- **Dataset items**:
--
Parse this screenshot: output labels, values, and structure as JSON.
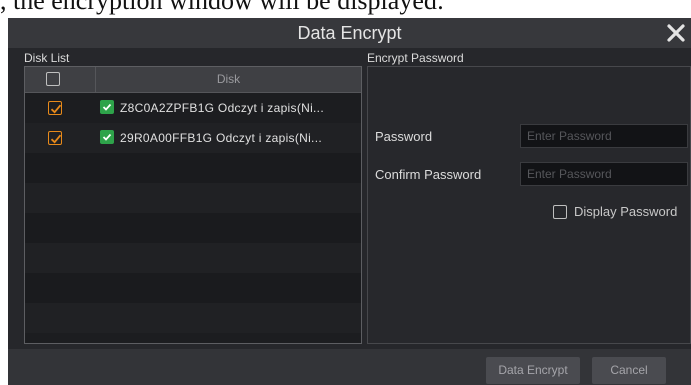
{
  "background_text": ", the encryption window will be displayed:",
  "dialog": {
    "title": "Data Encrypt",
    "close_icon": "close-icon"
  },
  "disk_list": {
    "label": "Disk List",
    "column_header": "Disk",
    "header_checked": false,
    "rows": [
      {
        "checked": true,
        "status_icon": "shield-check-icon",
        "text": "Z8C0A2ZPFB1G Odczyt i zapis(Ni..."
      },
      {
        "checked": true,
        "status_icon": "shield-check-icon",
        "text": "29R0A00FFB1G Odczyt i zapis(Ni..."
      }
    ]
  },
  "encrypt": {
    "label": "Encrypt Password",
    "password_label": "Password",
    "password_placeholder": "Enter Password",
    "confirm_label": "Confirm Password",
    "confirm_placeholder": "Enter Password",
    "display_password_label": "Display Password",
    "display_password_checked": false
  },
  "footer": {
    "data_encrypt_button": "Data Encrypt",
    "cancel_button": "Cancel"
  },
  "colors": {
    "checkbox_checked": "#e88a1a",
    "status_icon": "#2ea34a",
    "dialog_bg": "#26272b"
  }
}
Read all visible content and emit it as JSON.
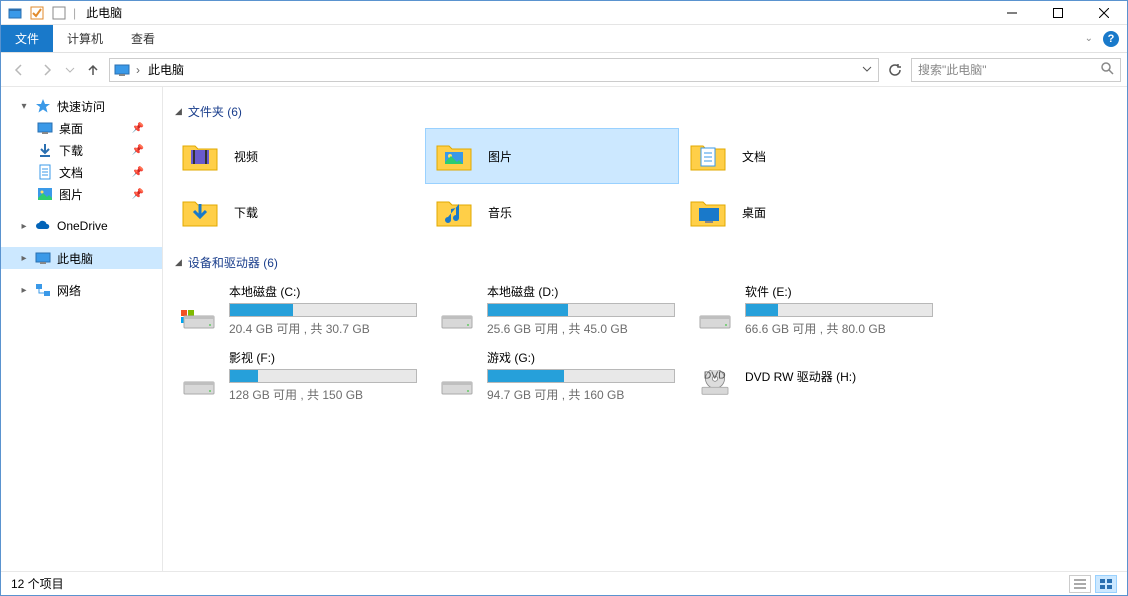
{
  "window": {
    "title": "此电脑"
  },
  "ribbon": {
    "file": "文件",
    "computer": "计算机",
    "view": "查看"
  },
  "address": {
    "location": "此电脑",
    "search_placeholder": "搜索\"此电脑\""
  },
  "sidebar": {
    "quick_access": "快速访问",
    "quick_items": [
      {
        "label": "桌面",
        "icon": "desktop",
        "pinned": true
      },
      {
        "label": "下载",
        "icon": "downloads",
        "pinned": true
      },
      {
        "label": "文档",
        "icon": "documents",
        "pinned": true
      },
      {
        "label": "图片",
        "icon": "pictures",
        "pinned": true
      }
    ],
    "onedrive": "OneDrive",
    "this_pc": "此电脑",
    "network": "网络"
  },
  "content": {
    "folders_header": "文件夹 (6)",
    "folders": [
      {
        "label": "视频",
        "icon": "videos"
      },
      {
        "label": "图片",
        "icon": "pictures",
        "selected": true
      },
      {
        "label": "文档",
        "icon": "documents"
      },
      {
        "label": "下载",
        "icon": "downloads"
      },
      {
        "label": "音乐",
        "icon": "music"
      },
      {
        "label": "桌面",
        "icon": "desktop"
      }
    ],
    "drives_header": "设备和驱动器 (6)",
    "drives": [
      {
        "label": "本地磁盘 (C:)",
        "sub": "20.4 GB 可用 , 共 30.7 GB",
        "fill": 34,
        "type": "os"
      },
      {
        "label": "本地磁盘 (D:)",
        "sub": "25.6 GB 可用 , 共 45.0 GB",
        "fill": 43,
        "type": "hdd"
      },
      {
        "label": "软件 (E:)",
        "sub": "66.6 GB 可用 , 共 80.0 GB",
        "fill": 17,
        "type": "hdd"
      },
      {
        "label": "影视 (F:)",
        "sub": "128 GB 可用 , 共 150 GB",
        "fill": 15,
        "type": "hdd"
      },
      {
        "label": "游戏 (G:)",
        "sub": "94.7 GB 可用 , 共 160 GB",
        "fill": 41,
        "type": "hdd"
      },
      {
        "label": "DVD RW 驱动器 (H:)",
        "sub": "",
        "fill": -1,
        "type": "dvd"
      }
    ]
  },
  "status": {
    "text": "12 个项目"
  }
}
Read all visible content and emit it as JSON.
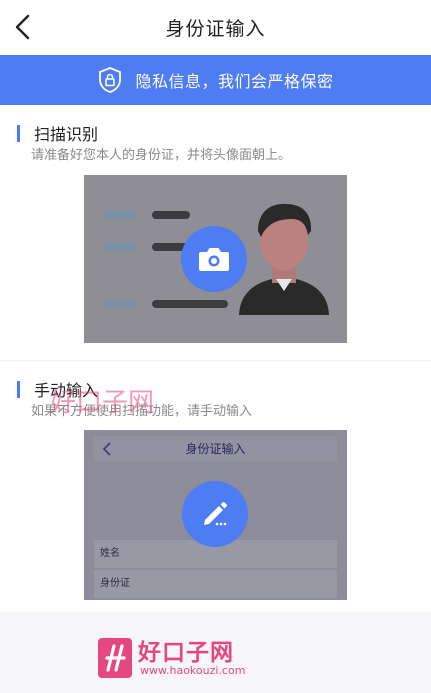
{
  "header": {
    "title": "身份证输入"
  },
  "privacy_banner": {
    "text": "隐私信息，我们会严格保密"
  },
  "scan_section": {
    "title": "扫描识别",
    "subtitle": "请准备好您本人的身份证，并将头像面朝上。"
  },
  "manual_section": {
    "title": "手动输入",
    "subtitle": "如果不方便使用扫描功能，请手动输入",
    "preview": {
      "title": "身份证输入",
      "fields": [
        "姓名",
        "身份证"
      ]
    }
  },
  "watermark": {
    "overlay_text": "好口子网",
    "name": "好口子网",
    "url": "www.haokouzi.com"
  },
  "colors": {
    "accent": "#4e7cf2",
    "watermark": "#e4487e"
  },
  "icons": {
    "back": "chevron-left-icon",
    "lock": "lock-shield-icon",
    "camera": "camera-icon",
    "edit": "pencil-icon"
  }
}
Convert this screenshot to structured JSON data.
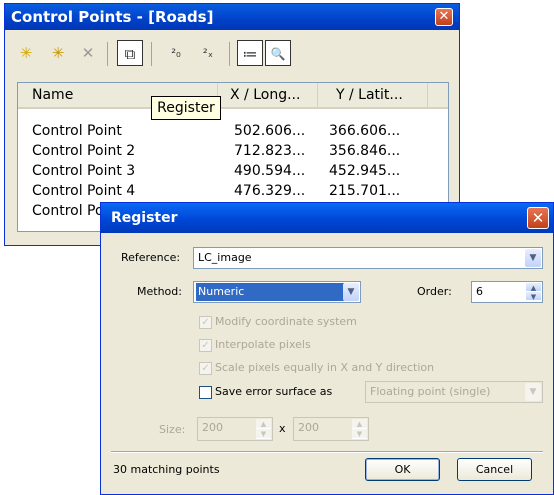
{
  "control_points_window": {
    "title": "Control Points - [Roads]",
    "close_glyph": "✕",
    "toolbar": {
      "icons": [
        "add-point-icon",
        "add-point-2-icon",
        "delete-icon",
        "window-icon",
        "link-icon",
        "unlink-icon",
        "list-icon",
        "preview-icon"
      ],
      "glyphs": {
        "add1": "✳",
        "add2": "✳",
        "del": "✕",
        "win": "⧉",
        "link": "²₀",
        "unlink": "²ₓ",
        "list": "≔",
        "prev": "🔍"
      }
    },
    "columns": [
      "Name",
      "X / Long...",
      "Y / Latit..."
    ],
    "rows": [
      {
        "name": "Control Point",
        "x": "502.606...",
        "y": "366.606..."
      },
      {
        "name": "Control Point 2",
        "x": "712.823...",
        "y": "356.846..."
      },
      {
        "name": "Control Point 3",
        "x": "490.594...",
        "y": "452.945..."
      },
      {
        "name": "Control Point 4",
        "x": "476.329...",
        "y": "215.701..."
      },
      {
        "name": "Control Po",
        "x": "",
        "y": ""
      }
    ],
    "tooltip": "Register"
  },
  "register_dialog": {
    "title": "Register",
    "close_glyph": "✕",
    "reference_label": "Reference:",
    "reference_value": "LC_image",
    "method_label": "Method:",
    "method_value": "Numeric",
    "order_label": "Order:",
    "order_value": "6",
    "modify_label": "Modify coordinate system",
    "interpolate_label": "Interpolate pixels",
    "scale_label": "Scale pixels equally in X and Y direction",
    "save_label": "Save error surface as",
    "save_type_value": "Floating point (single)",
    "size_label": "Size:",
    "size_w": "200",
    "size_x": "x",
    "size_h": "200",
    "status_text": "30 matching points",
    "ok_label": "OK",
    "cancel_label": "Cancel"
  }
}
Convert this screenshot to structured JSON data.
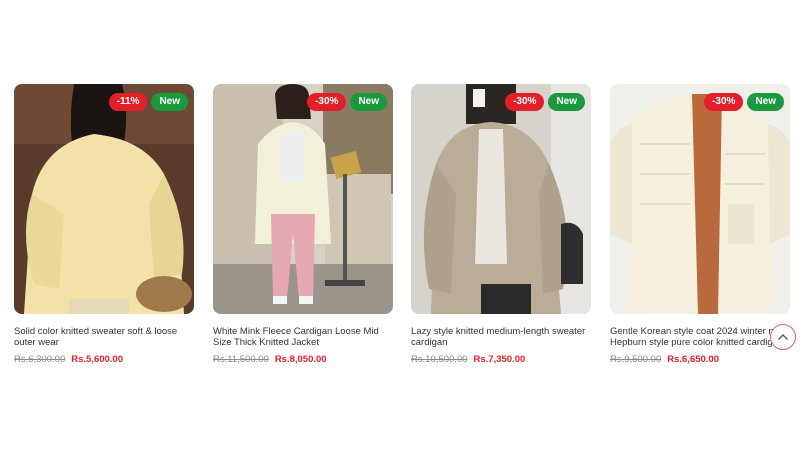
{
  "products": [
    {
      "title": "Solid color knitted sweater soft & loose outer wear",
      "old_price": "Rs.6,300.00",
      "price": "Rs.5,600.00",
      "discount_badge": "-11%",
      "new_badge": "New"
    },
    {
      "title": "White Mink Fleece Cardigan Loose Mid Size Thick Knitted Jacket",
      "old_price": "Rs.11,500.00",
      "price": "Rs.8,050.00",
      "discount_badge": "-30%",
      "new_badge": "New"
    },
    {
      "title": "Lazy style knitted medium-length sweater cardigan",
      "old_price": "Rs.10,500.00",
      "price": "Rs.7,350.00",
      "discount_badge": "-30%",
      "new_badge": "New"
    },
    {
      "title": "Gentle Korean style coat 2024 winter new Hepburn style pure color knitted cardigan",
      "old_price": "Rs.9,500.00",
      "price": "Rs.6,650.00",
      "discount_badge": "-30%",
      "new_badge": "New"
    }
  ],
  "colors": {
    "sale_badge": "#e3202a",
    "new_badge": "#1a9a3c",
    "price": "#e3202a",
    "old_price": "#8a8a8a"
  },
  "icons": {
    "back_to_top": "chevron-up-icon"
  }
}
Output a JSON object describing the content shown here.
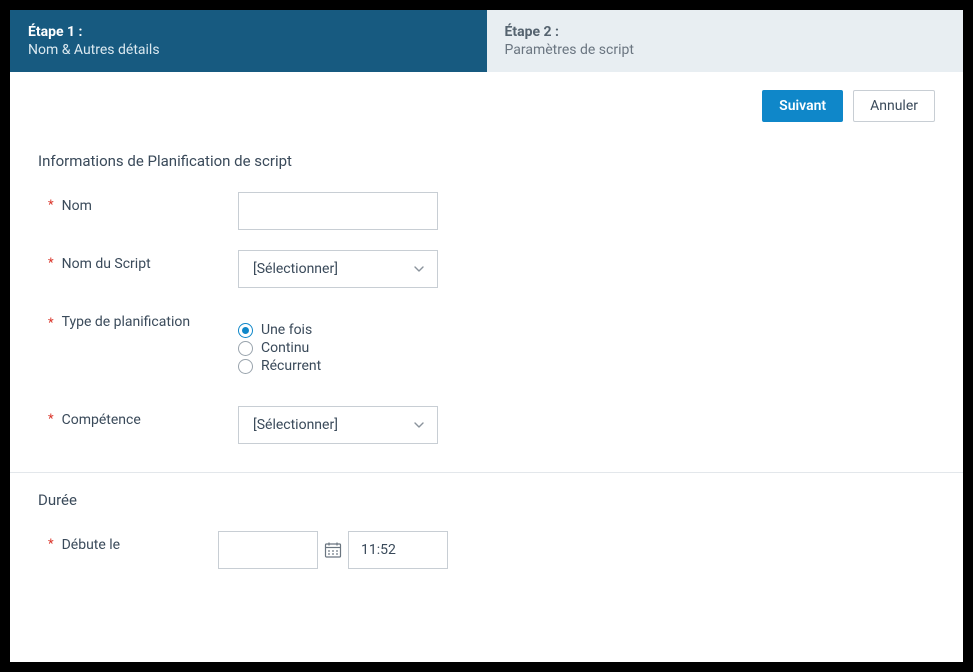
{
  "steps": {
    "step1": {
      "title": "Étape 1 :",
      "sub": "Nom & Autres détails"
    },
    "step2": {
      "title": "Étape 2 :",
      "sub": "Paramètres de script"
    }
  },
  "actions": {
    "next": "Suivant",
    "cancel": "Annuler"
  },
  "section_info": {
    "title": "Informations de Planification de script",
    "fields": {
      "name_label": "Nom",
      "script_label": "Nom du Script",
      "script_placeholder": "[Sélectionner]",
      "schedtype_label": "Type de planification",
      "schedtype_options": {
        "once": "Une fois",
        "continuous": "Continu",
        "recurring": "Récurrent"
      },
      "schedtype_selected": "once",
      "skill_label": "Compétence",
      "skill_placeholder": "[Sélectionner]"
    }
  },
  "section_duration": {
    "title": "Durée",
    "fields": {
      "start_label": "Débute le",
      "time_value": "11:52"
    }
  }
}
--
Copy all lines from the data that hold the word "style".

- **Exercise output**:
      "title": "Lazy style knitted medium-length sweater cardigan",
      "title": "Gentle Korean style coat 2024 winter new Hepburn style pure color knitted cardigan",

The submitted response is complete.